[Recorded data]
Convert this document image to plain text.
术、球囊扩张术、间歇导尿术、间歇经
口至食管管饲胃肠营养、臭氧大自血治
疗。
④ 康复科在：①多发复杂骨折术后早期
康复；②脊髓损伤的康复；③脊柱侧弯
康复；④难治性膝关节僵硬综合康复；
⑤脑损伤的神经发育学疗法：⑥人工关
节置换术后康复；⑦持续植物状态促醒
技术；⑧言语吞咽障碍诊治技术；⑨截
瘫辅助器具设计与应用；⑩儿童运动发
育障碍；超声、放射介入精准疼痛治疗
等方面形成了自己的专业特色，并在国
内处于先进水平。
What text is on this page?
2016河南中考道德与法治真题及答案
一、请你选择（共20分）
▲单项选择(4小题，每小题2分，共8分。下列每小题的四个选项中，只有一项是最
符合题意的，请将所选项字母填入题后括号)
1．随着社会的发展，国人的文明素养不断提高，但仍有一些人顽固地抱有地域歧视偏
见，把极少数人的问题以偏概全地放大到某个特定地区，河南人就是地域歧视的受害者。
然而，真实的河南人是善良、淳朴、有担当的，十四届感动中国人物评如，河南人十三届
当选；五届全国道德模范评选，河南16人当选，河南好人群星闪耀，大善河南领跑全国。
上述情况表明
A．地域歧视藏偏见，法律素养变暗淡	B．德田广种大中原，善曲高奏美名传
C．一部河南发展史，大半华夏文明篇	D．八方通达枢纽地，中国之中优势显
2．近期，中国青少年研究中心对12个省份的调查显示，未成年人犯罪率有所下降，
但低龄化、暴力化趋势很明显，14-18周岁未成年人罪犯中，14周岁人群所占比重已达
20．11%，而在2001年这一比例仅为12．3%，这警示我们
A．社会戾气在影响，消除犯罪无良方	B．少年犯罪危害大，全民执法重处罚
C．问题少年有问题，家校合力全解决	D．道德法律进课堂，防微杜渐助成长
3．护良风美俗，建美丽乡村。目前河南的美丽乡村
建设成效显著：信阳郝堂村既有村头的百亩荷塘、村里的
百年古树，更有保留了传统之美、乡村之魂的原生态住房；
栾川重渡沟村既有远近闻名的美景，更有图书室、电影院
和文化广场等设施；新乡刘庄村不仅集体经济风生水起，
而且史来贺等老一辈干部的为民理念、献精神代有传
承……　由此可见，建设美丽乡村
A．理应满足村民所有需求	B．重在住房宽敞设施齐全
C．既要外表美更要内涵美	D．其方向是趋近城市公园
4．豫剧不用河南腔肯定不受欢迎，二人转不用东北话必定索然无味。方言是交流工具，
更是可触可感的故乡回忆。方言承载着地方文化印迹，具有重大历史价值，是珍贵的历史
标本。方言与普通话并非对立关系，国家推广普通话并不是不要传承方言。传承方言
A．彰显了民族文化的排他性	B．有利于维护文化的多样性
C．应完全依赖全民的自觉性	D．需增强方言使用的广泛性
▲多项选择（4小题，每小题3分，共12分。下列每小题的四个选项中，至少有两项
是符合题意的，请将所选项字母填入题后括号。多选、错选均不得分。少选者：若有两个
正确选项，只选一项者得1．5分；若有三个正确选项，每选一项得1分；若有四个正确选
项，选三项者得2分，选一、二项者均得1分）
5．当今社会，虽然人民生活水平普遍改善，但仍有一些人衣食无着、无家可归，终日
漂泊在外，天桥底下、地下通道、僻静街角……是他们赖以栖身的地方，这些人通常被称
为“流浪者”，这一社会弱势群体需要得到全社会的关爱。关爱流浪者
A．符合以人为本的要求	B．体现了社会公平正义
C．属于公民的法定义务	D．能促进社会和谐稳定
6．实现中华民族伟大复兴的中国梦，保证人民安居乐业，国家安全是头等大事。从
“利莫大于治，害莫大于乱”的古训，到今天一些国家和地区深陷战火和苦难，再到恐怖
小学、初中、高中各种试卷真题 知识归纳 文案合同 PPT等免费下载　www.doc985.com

• What to work on
Transcribe each entry exactly.

• Solution for this exercise
Convert this document image to plain text.
术、球囊扩张术、间歇导尿术、间歇经
口至食管管饲胃肠营养、臭氧大自血治
疗。
④ 康复科在：①多发复杂骨折术后早期
康复；②脊髓损伤的康复；③脊柱侧弯
康复；④难治性膝关节僵硬综合康复；
⑤脑损伤的神经发育学疗法：⑥人工关
节置换术后康复；⑦持续植物状态促醒
技术；⑧言语吞咽障碍诊治技术；⑨截
瘫辅助器具设计与应用；⑩儿童运动发
育障碍；超声、放射介入精准疼痛治疗
等方面形成了自己的专业特色，并在国
内处于先进水平。
What text is on this page?
2016河南中考道德与法治真题及答案
一、请你选择（共20分）
▲单项选择(4小题，每小题2分，共8分。下列每小题的四个选项中，只有一项是最
符合题意的，请将所选项字母填入题后括号)
1．随着社会的发展，国人的文明素养不断提高，但仍有一些人顽固地抱有地域歧视偏
见，把极少数人的问题以偏概全地放大到某个特定地区，河南人就是地域歧视的受害者。
然而，真实的河南人是善良、淳朴、有担当的，十四届感动中国人物评如，河南人十三届
当选；五届全国道德模范评选，河南16人当选，河南好人群星闪耀，大善河南领跑全国。
上述情况表明
A．地域歧视藏偏见，法律素养变暗淡	B．德田广种大中原，善曲高奏美名传
C．一部河南发展史，大半华夏文明篇	D．八方通达枢纽地，中国之中优势显
2．近期，中国青少年研究中心对12个省份的调查显示，未成年人犯罪率有所下降，
但低龄化、暴力化趋势很明显，14-18周岁未成年人罪犯中，14周岁人群所占比重已达
20．11%，而在2001年这一比例仅为12．3%，这警示我们
A．社会戾气在影响，消除犯罪无良方	B．少年犯罪危害大，全民执法重处罚
C．问题少年有问题，家校合力全解决	D．道德法律进课堂，防微杜渐助成长
3．护良风美俗，建美丽乡村。目前河南的美丽乡村
建设成效显著：信阳郝堂村既有村头的百亩荷塘、村里的
百年古树，更有保留了传统之美、乡村之魂的原生态住房；
栾川重渡沟村既有远近闻名的美景，更有图书室、电影院
和文化广场等设施；新乡刘庄村不仅集体经济风生水起，
而且史来贺等老一辈干部的为民理念、献精神代有传
承……　由此可见，建设美丽乡村
A．理应满足村民所有需求	B．重在住房宽敞设施齐全
C．既要外表美更要内涵美	D．其方向是趋近城市公园
4．豫剧不用河南腔肯定不受欢迎，二人转不用东北话必定索然无味。方言是交流工具，
更是可触可感的故乡回忆。方言承载着地方文化印迹，具有重大历史价值，是珍贵的历史
标本。方言与普通话并非对立关系，国家推广普通话并不是不要传承方言。传承方言
A．彰显了民族文化的排他性	B．有利于维护文化的多样性
C．应完全依赖全民的自觉性	D．需增强方言使用的广泛性
▲多项选择（4小题，每小题3分，共12分。下列每小题的四个选项中，至少有两项
是符合题意的，请将所选项字母填入题后括号。多选、错选均不得分。少选者：若有两个
正确选项，只选一项者得1．5分；若有三个正确选项，每选一项得1分；若有四个正确选
项，选三项者得2分，选一、二项者均得1分）
5．当今社会，虽然人民生活水平普遍改善，但仍有一些人衣食无着、无家可归，终日
漂泊在外，天桥底下、地下通道、僻静街角……是他们赖以栖身的地方，这些人通常被称
为“流浪者”，这一社会弱势群体需要得到全社会的关爱。关爱流浪者
A．符合以人为本的要求	B．体现了社会公平正义
C．属于公民的法定义务	D．能促进社会和谐稳定
6．实现中华民族伟大复兴的中国梦，保证人民安居乐业，国家安全是头等大事。从
“利莫大于治，害莫大于乱”的古训，到今天一些国家和地区深陷战火和苦难，再到恐怖
小学、初中、高中各种试卷真题 知识归纳 文案合同 PPT等免费下载　www.doc985.com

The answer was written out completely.